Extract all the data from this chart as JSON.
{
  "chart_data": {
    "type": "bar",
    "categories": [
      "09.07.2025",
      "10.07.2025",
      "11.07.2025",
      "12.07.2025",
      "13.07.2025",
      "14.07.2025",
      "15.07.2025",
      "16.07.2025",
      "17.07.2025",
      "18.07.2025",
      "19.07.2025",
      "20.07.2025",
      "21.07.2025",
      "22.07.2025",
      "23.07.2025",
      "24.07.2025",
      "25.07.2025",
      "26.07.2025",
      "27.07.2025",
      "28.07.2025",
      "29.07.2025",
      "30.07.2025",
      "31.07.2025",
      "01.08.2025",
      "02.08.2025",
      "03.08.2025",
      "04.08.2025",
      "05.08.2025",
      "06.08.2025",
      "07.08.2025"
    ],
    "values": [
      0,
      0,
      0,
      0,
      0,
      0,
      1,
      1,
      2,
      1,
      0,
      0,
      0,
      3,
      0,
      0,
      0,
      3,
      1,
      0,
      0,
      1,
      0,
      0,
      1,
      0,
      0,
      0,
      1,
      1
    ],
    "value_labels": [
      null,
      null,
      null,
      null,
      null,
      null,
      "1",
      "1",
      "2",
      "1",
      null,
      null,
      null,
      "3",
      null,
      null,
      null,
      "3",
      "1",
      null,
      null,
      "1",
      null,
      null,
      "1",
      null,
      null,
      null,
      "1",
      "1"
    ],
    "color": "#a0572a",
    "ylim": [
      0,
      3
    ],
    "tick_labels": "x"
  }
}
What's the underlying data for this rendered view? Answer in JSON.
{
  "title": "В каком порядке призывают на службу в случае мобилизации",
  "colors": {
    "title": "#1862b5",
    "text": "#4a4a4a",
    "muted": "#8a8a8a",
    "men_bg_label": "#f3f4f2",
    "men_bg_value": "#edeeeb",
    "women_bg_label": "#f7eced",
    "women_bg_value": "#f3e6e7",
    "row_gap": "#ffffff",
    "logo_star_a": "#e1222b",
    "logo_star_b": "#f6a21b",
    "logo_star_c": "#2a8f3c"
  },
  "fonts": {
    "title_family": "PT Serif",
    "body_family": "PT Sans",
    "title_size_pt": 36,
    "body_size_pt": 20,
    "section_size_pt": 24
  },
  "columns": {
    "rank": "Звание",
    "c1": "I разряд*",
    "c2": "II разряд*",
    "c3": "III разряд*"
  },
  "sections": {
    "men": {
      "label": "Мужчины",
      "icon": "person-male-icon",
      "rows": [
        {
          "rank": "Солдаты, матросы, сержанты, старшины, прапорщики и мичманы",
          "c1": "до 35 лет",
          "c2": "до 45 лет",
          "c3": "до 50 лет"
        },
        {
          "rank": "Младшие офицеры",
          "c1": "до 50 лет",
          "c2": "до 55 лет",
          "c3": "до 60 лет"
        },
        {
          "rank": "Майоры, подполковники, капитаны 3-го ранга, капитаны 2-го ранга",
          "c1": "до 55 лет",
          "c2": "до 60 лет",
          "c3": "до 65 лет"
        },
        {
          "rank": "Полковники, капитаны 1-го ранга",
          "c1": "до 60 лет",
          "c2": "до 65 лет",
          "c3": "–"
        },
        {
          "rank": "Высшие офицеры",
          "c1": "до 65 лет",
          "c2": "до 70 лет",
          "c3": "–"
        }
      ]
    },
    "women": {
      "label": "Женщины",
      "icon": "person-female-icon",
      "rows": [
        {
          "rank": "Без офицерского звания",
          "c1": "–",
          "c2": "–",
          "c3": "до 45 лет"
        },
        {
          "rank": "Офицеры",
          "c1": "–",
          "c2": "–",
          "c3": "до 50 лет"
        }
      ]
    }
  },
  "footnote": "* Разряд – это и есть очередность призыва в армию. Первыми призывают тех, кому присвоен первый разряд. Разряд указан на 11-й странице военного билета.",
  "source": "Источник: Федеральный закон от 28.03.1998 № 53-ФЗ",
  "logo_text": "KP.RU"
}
------------------------------
**The exercise:** Copy out the material above in its entirety. Every detail must match.

**Answer for this exercise:**
Extract all the data from this chart as JSON.
{
  "chart_data": {
    "type": "bar",
    "categories": [
      "09.07.2025",
      "10.07.2025",
      "11.07.2025",
      "12.07.2025",
      "13.07.2025",
      "14.07.2025",
      "15.07.2025",
      "16.07.2025",
      "17.07.2025",
      "18.07.2025",
      "19.07.2025",
      "20.07.2025",
      "21.07.2025",
      "22.07.2025",
      "23.07.2025",
      "24.07.2025",
      "25.07.2025",
      "26.07.2025",
      "27.07.2025",
      "28.07.2025",
      "29.07.2025",
      "30.07.2025",
      "31.07.2025",
      "01.08.2025",
      "02.08.2025",
      "03.08.2025",
      "04.08.2025",
      "05.08.2025",
      "06.08.2025",
      "07.08.2025"
    ],
    "values": [
      0,
      0,
      0,
      0,
      0,
      0,
      1,
      1,
      2,
      1,
      0,
      0,
      0,
      3,
      0,
      0,
      0,
      3,
      1,
      0,
      0,
      1,
      0,
      0,
      1,
      0,
      0,
      0,
      1,
      1
    ],
    "value_labels": [
      null,
      null,
      null,
      null,
      null,
      null,
      "1",
      "1",
      "2",
      "1",
      null,
      null,
      null,
      "3",
      null,
      null,
      null,
      "3",
      "1",
      null,
      null,
      "1",
      null,
      null,
      "1",
      null,
      null,
      null,
      "1",
      "1"
    ],
    "color": "#a0572a",
    "ylim": [
      0,
      3
    ],
    "tick_labels": "x"
  }
}
What's the underlying data for this rendered view? Answer in JSON.
{
  "title": "В каком порядке призывают на службу в случае мобилизации",
  "colors": {
    "title": "#1862b5",
    "text": "#4a4a4a",
    "muted": "#8a8a8a",
    "men_bg_label": "#f3f4f2",
    "men_bg_value": "#edeeeb",
    "women_bg_label": "#f7eced",
    "women_bg_value": "#f3e6e7",
    "row_gap": "#ffffff",
    "logo_star_a": "#e1222b",
    "logo_star_b": "#f6a21b",
    "logo_star_c": "#2a8f3c"
  },
  "fonts": {
    "title_family": "PT Serif",
    "body_family": "PT Sans",
    "title_size_pt": 36,
    "body_size_pt": 20,
    "section_size_pt": 24
  },
  "columns": {
    "rank": "Звание",
    "c1": "I разряд*",
    "c2": "II разряд*",
    "c3": "III разряд*"
  },
  "sections": {
    "men": {
      "label": "Мужчины",
      "icon": "person-male-icon",
      "rows": [
        {
          "rank": "Солдаты, матросы, сержанты, старшины, прапорщики и мичманы",
          "c1": "до 35 лет",
          "c2": "до 45 лет",
          "c3": "до 50 лет"
        },
        {
          "rank": "Младшие офицеры",
          "c1": "до 50 лет",
          "c2": "до 55 лет",
          "c3": "до 60 лет"
        },
        {
          "rank": "Майоры, подполковники, капитаны 3-го ранга, капитаны 2-го ранга",
          "c1": "до 55 лет",
          "c2": "до 60 лет",
          "c3": "до 65 лет"
        },
        {
          "rank": "Полковники, капитаны 1-го ранга",
          "c1": "до 60 лет",
          "c2": "до 65 лет",
          "c3": "–"
        },
        {
          "rank": "Высшие офицеры",
          "c1": "до 65 лет",
          "c2": "до 70 лет",
          "c3": "–"
        }
      ]
    },
    "women": {
      "label": "Женщины",
      "icon": "person-female-icon",
      "rows": [
        {
          "rank": "Без офицерского звания",
          "c1": "–",
          "c2": "–",
          "c3": "до 45 лет"
        },
        {
          "rank": "Офицеры",
          "c1": "–",
          "c2": "–",
          "c3": "до 50 лет"
        }
      ]
    }
  },
  "footnote": "* Разряд – это и есть очередность призыва в армию. Первыми призывают тех, кому присвоен первый разряд. Разряд указан на 11-й странице военного билета.",
  "source": "Источник: Федеральный закон от 28.03.1998 № 53-ФЗ",
  "logo_text": "KP.RU"
}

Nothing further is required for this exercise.